> _Rows from a dataset_:
+===+
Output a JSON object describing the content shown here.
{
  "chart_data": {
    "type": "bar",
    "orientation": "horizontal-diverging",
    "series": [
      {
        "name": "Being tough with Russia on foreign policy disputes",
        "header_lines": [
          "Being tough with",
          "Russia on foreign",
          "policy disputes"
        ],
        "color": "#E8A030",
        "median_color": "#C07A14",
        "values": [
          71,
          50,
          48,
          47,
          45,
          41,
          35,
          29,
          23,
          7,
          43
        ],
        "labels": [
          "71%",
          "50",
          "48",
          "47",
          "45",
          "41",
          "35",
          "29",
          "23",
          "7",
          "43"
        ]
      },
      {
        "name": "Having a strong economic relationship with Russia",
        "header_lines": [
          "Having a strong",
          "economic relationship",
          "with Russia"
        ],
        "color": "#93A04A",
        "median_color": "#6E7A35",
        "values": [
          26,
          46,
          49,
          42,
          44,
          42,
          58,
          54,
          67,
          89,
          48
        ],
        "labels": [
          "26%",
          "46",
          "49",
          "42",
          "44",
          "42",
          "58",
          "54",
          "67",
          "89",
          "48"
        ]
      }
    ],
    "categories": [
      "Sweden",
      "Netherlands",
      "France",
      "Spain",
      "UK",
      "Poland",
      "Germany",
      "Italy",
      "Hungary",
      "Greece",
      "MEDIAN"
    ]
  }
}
+===+
> _PROBLEM REQUIREMENTS_:
Print out the whole listing exactly as it appears.

> _REPLY_:
Output a JSON object describing the content shown here.
{
  "chart_data": {
    "type": "bar",
    "orientation": "horizontal-diverging",
    "series": [
      {
        "name": "Being tough with Russia on foreign policy disputes",
        "header_lines": [
          "Being tough with",
          "Russia on foreign",
          "policy disputes"
        ],
        "color": "#E8A030",
        "median_color": "#C07A14",
        "values": [
          71,
          50,
          48,
          47,
          45,
          41,
          35,
          29,
          23,
          7,
          43
        ],
        "labels": [
          "71%",
          "50",
          "48",
          "47",
          "45",
          "41",
          "35",
          "29",
          "23",
          "7",
          "43"
        ]
      },
      {
        "name": "Having a strong economic relationship with Russia",
        "header_lines": [
          "Having a strong",
          "economic relationship",
          "with Russia"
        ],
        "color": "#93A04A",
        "median_color": "#6E7A35",
        "values": [
          26,
          46,
          49,
          42,
          44,
          42,
          58,
          54,
          67,
          89,
          48
        ],
        "labels": [
          "26%",
          "46",
          "49",
          "42",
          "44",
          "42",
          "58",
          "54",
          "67",
          "89",
          "48"
        ]
      }
    ],
    "categories": [
      "Sweden",
      "Netherlands",
      "France",
      "Spain",
      "UK",
      "Poland",
      "Germany",
      "Italy",
      "Hungary",
      "Greece",
      "MEDIAN"
    ]
  }
}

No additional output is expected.